TASK INSTRUCTIONS:
Copy out all lines with the word "Entregado" in them.

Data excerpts
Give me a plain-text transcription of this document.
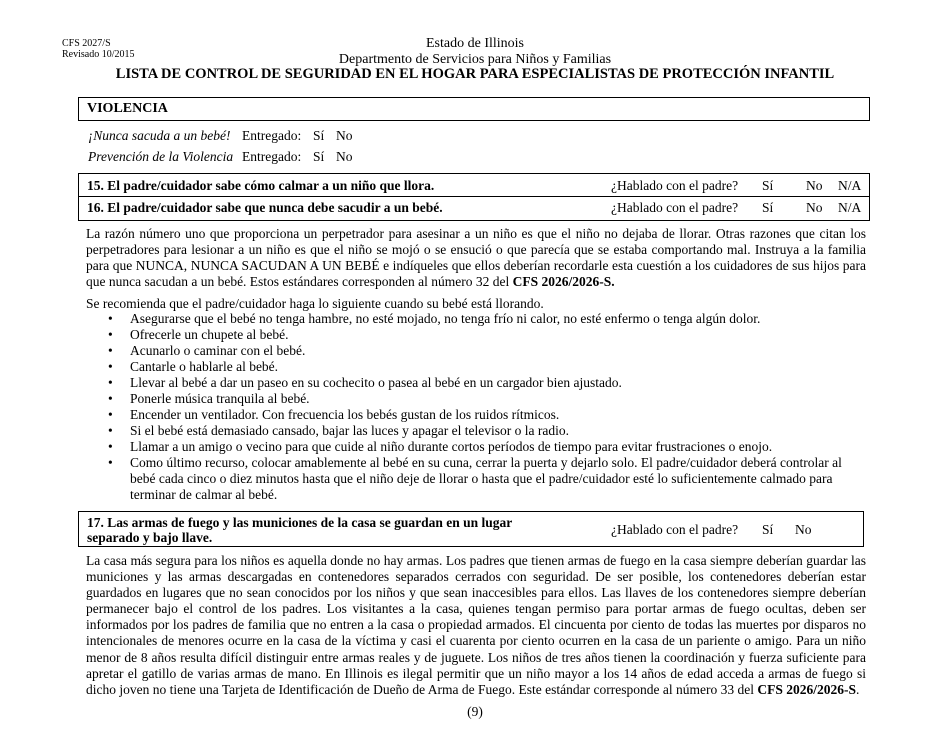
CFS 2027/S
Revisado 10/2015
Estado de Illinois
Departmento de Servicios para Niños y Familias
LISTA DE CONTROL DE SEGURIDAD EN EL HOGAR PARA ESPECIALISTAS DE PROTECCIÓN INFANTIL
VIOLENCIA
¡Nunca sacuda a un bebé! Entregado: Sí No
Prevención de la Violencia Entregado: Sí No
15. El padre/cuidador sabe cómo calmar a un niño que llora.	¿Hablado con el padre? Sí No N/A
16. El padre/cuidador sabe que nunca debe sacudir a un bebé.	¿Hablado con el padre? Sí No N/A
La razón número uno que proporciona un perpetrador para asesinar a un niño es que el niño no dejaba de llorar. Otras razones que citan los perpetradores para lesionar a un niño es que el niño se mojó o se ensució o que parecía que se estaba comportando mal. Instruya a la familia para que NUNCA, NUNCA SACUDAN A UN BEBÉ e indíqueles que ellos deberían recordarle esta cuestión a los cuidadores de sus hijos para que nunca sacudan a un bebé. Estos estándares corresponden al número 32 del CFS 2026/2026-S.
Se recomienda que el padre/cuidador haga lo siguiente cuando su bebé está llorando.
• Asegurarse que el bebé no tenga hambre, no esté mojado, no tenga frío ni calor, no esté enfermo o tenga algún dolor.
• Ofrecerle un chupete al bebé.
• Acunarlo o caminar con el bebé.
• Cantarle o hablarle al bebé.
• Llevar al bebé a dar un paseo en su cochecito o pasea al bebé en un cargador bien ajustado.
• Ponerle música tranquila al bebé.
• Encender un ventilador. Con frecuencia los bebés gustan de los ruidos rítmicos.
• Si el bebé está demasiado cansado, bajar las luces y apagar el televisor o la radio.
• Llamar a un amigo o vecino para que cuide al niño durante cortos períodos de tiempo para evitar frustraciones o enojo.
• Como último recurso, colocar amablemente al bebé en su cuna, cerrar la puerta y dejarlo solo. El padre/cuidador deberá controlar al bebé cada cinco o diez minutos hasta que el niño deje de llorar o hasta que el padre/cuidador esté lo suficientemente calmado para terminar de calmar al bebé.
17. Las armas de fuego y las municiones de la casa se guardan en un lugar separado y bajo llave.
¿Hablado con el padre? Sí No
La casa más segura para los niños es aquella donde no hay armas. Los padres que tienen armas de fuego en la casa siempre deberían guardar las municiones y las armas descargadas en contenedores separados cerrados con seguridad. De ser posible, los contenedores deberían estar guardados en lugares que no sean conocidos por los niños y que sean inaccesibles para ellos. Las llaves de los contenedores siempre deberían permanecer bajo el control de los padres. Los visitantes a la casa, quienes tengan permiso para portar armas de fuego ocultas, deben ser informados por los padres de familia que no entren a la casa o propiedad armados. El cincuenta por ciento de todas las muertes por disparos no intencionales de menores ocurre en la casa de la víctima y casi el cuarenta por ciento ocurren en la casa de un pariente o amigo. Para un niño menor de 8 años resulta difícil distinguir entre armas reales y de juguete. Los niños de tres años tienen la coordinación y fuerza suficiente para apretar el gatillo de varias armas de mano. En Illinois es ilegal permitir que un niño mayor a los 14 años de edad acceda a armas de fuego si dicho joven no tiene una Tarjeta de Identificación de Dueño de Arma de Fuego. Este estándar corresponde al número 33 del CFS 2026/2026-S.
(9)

...

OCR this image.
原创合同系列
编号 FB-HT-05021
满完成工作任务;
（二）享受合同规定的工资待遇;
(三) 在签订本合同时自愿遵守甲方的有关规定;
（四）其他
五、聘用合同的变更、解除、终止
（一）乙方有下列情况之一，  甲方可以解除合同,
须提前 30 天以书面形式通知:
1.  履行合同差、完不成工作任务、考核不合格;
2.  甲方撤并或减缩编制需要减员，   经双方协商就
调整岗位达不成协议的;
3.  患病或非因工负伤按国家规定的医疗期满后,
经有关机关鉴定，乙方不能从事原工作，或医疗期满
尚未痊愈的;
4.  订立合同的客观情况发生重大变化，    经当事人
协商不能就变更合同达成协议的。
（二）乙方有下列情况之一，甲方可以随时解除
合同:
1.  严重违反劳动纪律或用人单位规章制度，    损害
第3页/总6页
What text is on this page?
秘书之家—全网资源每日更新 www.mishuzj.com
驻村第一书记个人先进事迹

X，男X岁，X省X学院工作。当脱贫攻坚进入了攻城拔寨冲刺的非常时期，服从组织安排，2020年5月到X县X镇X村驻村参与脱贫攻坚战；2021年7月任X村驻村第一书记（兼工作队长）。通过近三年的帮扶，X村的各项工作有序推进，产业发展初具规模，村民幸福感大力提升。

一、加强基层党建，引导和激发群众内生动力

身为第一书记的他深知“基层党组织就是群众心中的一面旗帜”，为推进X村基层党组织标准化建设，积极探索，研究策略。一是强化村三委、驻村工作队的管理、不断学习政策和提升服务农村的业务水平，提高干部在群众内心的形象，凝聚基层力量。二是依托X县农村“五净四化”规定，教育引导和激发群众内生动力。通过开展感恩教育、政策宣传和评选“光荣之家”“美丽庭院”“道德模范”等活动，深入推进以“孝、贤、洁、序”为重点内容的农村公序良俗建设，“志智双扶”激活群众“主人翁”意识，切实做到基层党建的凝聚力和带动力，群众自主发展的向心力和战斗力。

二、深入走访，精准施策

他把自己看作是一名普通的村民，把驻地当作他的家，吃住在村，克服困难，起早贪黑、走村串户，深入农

...

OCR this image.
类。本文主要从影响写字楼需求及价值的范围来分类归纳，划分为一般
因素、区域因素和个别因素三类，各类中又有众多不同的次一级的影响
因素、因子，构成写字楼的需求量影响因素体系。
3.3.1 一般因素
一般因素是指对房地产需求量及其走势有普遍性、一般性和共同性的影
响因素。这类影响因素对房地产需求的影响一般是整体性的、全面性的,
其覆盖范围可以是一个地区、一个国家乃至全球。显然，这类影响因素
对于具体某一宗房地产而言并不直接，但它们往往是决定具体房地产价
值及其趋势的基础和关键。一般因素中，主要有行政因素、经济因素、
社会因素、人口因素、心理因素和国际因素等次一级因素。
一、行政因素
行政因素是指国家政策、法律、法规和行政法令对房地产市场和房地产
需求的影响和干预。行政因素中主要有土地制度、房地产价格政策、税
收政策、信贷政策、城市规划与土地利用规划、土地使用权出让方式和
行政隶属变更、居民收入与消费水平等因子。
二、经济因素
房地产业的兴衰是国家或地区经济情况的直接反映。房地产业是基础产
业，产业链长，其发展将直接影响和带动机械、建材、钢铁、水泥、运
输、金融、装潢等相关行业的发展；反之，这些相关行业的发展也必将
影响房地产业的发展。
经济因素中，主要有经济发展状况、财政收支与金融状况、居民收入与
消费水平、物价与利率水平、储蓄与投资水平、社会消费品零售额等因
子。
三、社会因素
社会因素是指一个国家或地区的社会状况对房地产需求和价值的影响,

SOLUTION TO THIS PROBLEM:
¡Nunca sacuda a un bebé! Entregado: Sí No
Prevención de la Violencia Entregado: Sí No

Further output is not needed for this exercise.